Tarefas a cumprir:
• a. Extraia do artigo sobre a política brasileira todo o trecho que vai de "A negação da" até "as nossas crianças.".
• b. Reescreva de forma mais breve o parágrafo do artigo sobre a política brasileira que começa com "E se a solução ou a busca por solução", mantendo os fatos principais.

Trecho do texto:
'''

A negação da governança democrática, compreendida pelo diálogo e respeito à diferença, mostra apenas a enorme necessidade da boa e velha arte política
por Creomar de Souza em 17/06/21 09:01
O Brasil não é para amadores. Certamente, você já leu ou ouviu esta frase em algum momento de sua vida. A ideia de que o país é complexo e exige enorme jogo de cintura e resiliência não é nova, porém, os últimos tempos tem sido desafiadores. Desafios novos, tais como a ressurgência da inflação e a pandemia, somam-se à persistência da desigualdade, violência urbana e incapacidade de fornecer educação universal de qualidade para as nossas crianças.
E se a solução ou a busca por solução de cada um desses desafios passa pela política, é possível dizer que a própria tem encontrado dificuldades para sobreviver em tempos tão paradoxais, quanto exóticos. Nossa sociedade gestou a ideia de que a política deveria ser criminalizada, e este movimento até aqui cumpriu seu intento. E como resultado, proliferou a crença falaciosa de que é possível gerir a coisa pública de forma eficaz sem ouvir aqueles para os quais as políticas públicas devem ser direcionadas. O resultado é a proliferação de um ambiente de hostilidade em que brasileiros creem estar em guerra uns contra os outros.
E se a sensação é de guerra, os heróis de ontem tornam-se rapidamente vilões da turba. Tome-se como exemplo a trajetória de Wilson Witzel, construído imageticamente para dar fluidez à lógica de que existiam respostas fáceis para perguntas complexas. Sua ascensão e queda são uma alegoria perfeita do quão “Gattopardesco” o Brasil é. Se quando governador Witzel era um entusiasta da truculência, sua versão sem mandato na CPI da Pandemia se travestiu de defensor da democracia. A mudança de discurso é proporcional ao próprio ostracismo, mas não deixa de dar lições do espaço crítico em que o debate público se encontra.

'''

Registros fornecidos:
'''

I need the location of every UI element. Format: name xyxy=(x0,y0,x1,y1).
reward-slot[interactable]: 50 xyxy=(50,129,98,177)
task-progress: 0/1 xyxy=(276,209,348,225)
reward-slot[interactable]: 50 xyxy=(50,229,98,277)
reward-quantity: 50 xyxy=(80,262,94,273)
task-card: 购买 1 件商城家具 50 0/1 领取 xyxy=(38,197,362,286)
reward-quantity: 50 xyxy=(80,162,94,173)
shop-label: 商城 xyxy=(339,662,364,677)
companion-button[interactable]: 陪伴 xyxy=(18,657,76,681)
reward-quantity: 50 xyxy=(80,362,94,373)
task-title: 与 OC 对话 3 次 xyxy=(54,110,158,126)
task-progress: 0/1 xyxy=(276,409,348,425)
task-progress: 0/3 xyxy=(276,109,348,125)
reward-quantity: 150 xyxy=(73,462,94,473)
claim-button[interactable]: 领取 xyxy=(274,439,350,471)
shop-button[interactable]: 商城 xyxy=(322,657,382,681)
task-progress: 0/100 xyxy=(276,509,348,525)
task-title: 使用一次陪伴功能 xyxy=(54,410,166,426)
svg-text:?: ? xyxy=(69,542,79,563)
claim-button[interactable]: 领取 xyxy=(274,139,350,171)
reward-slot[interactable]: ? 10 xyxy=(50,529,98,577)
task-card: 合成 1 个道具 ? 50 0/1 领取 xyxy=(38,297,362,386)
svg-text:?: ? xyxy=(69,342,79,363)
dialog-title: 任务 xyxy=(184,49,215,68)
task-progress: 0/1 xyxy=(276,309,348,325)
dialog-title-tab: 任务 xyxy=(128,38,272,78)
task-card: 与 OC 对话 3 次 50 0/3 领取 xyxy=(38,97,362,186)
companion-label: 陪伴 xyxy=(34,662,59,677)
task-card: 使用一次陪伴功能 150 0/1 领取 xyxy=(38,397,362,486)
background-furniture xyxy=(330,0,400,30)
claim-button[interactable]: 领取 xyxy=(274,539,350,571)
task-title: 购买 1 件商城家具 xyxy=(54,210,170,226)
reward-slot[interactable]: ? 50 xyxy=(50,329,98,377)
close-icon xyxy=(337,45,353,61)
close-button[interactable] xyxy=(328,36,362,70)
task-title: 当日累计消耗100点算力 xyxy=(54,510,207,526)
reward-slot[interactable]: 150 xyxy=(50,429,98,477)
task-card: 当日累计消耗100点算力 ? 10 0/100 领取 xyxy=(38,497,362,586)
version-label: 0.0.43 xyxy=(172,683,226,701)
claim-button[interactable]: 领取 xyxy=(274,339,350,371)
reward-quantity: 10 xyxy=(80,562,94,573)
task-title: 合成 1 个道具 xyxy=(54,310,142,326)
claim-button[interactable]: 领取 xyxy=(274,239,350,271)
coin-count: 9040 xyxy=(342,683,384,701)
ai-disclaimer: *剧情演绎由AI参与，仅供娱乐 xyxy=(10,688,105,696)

'''

Respostas às tarefas:
• a.
A negação da governança democrática, compreendida pelo diálogo e respeito à diferença, mostra apenas a enorme necessidade da boa e velha arte política
por Creomar de Souza em 17/06/21 09:01
O Brasil não é para amadores. Certamente, você já leu ou ouviu esta frase em algum momento de sua vida. A ideia de que o país é complexo e exige enorme jogo de cintura e resiliência não é nova, porém, os últimos tempos tem sido desafiadores. Desafios novos, tais como a ressurgência da inflação e a pandemia, somam-se à persistência da desigualdade, violência urbana e incapacidade de fornecer educação universal de qualidade para as nossas crianças.

• b. A solução dos desafios do país passa pela política, mas ela mesma tem tido dificuldade para sobreviver. A sociedade criou a ideia de que a política deveria ser criminalizada, e esse movimento conseguiu o que queria. Disso nasceu a crença falsa de que se pode gerir a coisa pública com eficácia sem ouvir aqueles a quem as políticas públicas se destinam. O resultado é um ambiente de hostilidade em que os brasileiros acreditam estar em guerra uns contra os outros.